*Task to complete*
Collect all lines containing the word "sách" from the data.

— BEGIN Records shown —

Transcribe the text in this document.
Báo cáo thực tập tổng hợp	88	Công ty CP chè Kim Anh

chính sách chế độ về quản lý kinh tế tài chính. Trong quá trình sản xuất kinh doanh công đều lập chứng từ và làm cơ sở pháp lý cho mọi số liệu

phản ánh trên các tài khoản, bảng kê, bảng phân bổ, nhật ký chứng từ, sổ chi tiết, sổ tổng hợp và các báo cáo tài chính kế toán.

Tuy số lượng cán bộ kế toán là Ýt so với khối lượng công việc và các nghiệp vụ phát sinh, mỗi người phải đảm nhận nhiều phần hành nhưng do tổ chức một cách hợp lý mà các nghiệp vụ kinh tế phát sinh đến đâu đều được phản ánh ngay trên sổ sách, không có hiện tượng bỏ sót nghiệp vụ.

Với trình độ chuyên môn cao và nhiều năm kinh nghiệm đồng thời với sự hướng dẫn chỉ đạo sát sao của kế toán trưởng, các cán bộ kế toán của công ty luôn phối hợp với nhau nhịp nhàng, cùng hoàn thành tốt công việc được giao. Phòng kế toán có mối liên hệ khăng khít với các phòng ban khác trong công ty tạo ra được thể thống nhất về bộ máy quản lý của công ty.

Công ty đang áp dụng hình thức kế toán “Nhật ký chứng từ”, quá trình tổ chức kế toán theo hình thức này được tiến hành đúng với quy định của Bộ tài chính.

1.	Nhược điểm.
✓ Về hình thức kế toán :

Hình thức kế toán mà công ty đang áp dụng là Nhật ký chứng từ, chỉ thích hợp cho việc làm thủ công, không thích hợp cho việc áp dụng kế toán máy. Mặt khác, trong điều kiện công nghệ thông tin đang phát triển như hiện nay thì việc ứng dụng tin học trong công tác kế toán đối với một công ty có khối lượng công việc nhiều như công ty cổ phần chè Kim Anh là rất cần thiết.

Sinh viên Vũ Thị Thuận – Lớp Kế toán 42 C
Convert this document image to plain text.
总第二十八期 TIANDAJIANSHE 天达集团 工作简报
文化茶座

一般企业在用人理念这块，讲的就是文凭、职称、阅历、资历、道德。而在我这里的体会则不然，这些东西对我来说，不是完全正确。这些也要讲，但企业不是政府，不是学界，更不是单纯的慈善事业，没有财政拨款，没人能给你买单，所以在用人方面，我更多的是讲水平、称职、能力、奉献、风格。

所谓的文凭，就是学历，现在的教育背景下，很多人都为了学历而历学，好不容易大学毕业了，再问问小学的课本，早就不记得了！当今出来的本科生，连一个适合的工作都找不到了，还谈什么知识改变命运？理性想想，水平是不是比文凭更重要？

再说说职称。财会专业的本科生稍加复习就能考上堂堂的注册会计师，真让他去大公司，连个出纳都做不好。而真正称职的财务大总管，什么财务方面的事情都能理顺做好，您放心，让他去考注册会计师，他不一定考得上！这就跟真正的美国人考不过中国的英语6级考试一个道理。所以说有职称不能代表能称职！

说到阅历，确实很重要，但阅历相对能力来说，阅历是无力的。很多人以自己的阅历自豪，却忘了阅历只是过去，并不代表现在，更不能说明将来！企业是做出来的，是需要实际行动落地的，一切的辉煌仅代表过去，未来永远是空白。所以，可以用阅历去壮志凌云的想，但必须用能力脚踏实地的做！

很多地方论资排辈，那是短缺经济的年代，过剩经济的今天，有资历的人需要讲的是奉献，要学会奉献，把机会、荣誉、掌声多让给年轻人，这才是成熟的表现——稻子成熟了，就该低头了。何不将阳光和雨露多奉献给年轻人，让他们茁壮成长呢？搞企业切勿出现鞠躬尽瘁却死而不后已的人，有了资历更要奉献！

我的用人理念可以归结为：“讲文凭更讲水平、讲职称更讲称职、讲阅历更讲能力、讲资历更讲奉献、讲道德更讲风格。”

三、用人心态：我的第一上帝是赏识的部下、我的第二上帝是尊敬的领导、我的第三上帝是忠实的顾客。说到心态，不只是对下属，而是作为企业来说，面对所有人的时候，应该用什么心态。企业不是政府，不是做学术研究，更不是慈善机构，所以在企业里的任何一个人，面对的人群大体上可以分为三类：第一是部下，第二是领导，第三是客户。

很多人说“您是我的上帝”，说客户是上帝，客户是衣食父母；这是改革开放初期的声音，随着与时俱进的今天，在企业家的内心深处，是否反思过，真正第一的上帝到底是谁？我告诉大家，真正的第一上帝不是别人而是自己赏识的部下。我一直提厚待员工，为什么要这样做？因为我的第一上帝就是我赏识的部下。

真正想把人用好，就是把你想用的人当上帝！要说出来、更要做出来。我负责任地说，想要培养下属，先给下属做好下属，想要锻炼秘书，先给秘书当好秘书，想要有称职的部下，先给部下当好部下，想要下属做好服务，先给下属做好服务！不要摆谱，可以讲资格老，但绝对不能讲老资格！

— END Records shown —

*The result*
chính sách chế độ về quản lý kinh tế tài chính. Trong quá trình sản xuất kinh doanh công đều lập chứng từ và làm cơ sở pháp lý cho mọi số liệu
Tuy số lượng cán bộ kế toán là Ýt so với khối lượng công việc và các nghiệp vụ phát sinh, mỗi người phải đảm nhận nhiều phần hành nhưng do tổ chức một cách hợp lý mà các nghiệp vụ kinh tế phát sinh đến đâu đều được phản ánh ngay trên sổ sách, không có hiện tượng bỏ sót nghiệp vụ.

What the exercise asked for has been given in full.